Each record below must be returned exactly as shown.

# Exercise data
- - -
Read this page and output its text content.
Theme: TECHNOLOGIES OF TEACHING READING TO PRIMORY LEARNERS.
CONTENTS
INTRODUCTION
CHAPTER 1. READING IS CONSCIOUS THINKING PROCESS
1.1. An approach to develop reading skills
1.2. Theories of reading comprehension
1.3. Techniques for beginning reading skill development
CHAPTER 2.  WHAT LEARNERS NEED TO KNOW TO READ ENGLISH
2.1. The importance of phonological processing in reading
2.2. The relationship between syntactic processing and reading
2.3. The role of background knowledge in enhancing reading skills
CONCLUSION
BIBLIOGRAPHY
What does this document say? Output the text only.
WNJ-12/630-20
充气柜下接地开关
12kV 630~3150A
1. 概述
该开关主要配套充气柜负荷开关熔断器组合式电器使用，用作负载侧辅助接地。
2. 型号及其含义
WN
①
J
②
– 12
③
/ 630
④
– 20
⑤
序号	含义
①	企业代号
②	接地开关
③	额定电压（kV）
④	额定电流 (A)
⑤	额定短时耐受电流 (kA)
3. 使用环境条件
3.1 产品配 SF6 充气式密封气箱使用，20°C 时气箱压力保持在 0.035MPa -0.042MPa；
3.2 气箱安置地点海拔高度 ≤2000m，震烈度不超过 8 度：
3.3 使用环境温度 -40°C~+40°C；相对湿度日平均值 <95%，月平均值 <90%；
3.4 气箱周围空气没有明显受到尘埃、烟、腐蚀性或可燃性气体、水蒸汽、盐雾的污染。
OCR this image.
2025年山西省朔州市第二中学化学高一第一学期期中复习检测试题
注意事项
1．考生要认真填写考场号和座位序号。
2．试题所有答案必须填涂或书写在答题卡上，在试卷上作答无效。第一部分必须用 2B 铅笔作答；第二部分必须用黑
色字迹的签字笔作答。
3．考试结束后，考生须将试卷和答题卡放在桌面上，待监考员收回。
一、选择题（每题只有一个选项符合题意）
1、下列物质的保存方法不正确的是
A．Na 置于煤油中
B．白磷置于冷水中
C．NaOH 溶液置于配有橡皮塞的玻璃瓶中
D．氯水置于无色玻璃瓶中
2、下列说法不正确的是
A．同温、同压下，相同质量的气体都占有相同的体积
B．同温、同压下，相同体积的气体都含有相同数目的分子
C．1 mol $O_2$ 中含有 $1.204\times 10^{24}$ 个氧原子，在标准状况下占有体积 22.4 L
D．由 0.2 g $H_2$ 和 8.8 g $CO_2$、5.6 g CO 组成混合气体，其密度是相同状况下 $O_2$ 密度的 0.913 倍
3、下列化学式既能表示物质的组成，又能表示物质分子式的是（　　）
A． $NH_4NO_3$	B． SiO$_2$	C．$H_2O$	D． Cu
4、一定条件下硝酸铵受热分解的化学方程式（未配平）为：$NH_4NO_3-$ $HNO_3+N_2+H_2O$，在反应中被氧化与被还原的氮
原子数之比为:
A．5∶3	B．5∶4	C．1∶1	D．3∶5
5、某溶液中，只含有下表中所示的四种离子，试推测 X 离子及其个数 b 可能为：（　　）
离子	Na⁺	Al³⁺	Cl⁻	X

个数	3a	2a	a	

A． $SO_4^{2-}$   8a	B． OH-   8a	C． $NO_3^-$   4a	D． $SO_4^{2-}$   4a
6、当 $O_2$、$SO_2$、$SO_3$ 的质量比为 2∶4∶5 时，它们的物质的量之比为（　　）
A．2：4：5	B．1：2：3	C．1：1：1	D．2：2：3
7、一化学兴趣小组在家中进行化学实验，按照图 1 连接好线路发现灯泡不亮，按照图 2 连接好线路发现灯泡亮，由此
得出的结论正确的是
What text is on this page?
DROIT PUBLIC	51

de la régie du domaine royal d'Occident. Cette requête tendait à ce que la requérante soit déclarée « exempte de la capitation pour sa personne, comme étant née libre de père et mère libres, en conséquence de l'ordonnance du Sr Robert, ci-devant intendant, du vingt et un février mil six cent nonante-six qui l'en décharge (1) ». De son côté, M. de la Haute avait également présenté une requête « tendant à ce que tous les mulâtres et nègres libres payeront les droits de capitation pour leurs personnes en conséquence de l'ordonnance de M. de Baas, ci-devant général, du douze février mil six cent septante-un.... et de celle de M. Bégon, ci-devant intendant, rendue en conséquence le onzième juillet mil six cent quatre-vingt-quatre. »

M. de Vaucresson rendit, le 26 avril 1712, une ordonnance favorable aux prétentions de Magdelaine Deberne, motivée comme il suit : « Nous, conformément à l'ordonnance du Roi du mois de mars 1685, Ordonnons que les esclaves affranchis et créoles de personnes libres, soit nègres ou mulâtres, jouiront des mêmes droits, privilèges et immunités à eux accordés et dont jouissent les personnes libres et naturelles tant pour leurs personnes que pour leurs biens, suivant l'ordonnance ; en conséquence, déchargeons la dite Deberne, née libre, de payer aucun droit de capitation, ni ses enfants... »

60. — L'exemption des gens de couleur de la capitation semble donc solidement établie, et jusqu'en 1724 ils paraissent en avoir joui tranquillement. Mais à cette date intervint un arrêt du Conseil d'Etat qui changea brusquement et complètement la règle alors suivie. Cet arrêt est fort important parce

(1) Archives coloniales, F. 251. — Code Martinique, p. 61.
- - -
# Written answer
Read this page and output its text content.
Theme: TECHNOLOGIES OF TEACHING READING TO PRIMORY LEARNERS.
CONTENTS
INTRODUCTION
CHAPTER 1. READING IS CONSCIOUS THINKING PROCESS
1.1. An approach to develop reading skills
1.2. Theories of reading comprehension
1.3. Techniques for beginning reading skill development
CHAPTER 2.  WHAT LEARNERS NEED TO KNOW TO READ ENGLISH
2.1. The importance of phonological processing in reading
2.2. The relationship between syntactic processing and reading
2.3. The role of background knowledge in enhancing reading skills
CONCLUSION
BIBLIOGRAPHY
What does this document say? Output the text only.
WNJ-12/630-20
充气柜下接地开关
12kV 630~3150A
1. 概述
该开关主要配套充气柜负荷开关熔断器组合式电器使用，用作负载侧辅助接地。
2. 型号及其含义
WN
①
J
②
– 12
③
/ 630
④
– 20
⑤
序号	含义
①	企业代号
②	接地开关
③	额定电压（kV）
④	额定电流 (A)
⑤	额定短时耐受电流 (kA)
3. 使用环境条件
3.1 产品配 SF6 充气式密封气箱使用，20°C 时气箱压力保持在 0.035MPa -0.042MPa；
3.2 气箱安置地点海拔高度 ≤2000m，震烈度不超过 8 度：
3.3 使用环境温度 -40°C~+40°C；相对湿度日平均值 <95%，月平均值 <90%；
3.4 气箱周围空气没有明显受到尘埃、烟、腐蚀性或可燃性气体、水蒸汽、盐雾的污染。
OCR this image.
2025年山西省朔州市第二中学化学高一第一学期期中复习检测试题
注意事项
1．考生要认真填写考场号和座位序号。
2．试题所有答案必须填涂或书写在答题卡上，在试卷上作答无效。第一部分必须用 2B 铅笔作答；第二部分必须用黑
色字迹的签字笔作答。
3．考试结束后，考生须将试卷和答题卡放在桌面上，待监考员收回。
一、选择题（每题只有一个选项符合题意）
1、下列物质的保存方法不正确的是
A．Na 置于煤油中
B．白磷置于冷水中
C．NaOH 溶液置于配有橡皮塞的玻璃瓶中
D．氯水置于无色玻璃瓶中
2、下列说法不正确的是
A．同温、同压下，相同质量的气体都占有相同的体积
B．同温、同压下，相同体积的气体都含有相同数目的分子
C．1 mol $O_2$ 中含有 $1.204\times 10^{24}$ 个氧原子，在标准状况下占有体积 22.4 L
D．由 0.2 g $H_2$ 和 8.8 g $CO_2$、5.6 g CO 组成混合气体，其密度是相同状况下 $O_2$ 密度的 0.913 倍
3、下列化学式既能表示物质的组成，又能表示物质分子式的是（　　）
A． $NH_4NO_3$	B． SiO$_2$	C．$H_2O$	D． Cu
4、一定条件下硝酸铵受热分解的化学方程式（未配平）为：$NH_4NO_3-$ $HNO_3+N_2+H_2O$，在反应中被氧化与被还原的氮
原子数之比为:
A．5∶3	B．5∶4	C．1∶1	D．3∶5
5、某溶液中，只含有下表中所示的四种离子，试推测 X 离子及其个数 b 可能为：（　　）
离子	Na⁺	Al³⁺	Cl⁻	X

个数	3a	2a	a	

A． $SO_4^{2-}$   8a	B． OH-   8a	C． $NO_3^-$   4a	D． $SO_4^{2-}$   4a
6、当 $O_2$、$SO_2$、$SO_3$ 的质量比为 2∶4∶5 时，它们的物质的量之比为（　　）
A．2：4：5	B．1：2：3	C．1：1：1	D．2：2：3
7、一化学兴趣小组在家中进行化学实验，按照图 1 连接好线路发现灯泡不亮，按照图 2 连接好线路发现灯泡亮，由此
得出的结论正确的是
What text is on this page?
DROIT PUBLIC	51

de la régie du domaine royal d'Occident. Cette requête tendait à ce que la requérante soit déclarée « exempte de la capitation pour sa personne, comme étant née libre de père et mère libres, en conséquence de l'ordonnance du Sr Robert, ci-devant intendant, du vingt et un février mil six cent nonante-six qui l'en décharge (1) ». De son côté, M. de la Haute avait également présenté une requête « tendant à ce que tous les mulâtres et nègres libres payeront les droits de capitation pour leurs personnes en conséquence de l'ordonnance de M. de Baas, ci-devant général, du douze février mil six cent septante-un.... et de celle de M. Bégon, ci-devant intendant, rendue en conséquence le onzième juillet mil six cent quatre-vingt-quatre. »

M. de Vaucresson rendit, le 26 avril 1712, une ordonnance favorable aux prétentions de Magdelaine Deberne, motivée comme il suit : « Nous, conformément à l'ordonnance du Roi du mois de mars 1685, Ordonnons que les esclaves affranchis et créoles de personnes libres, soit nègres ou mulâtres, jouiront des mêmes droits, privilèges et immunités à eux accordés et dont jouissent les personnes libres et naturelles tant pour leurs personnes que pour leurs biens, suivant l'ordonnance ; en conséquence, déchargeons la dite Deberne, née libre, de payer aucun droit de capitation, ni ses enfants... »

60. — L'exemption des gens de couleur de la capitation semble donc solidement établie, et jusqu'en 1724 ils paraissent en avoir joui tranquillement. Mais à cette date intervint un arrêt du Conseil d'Etat qui changea brusquement et complètement la règle alors suivie. Cet arrêt est fort important parce

(1) Archives coloniales, F. 251. — Code Martinique, p. 61.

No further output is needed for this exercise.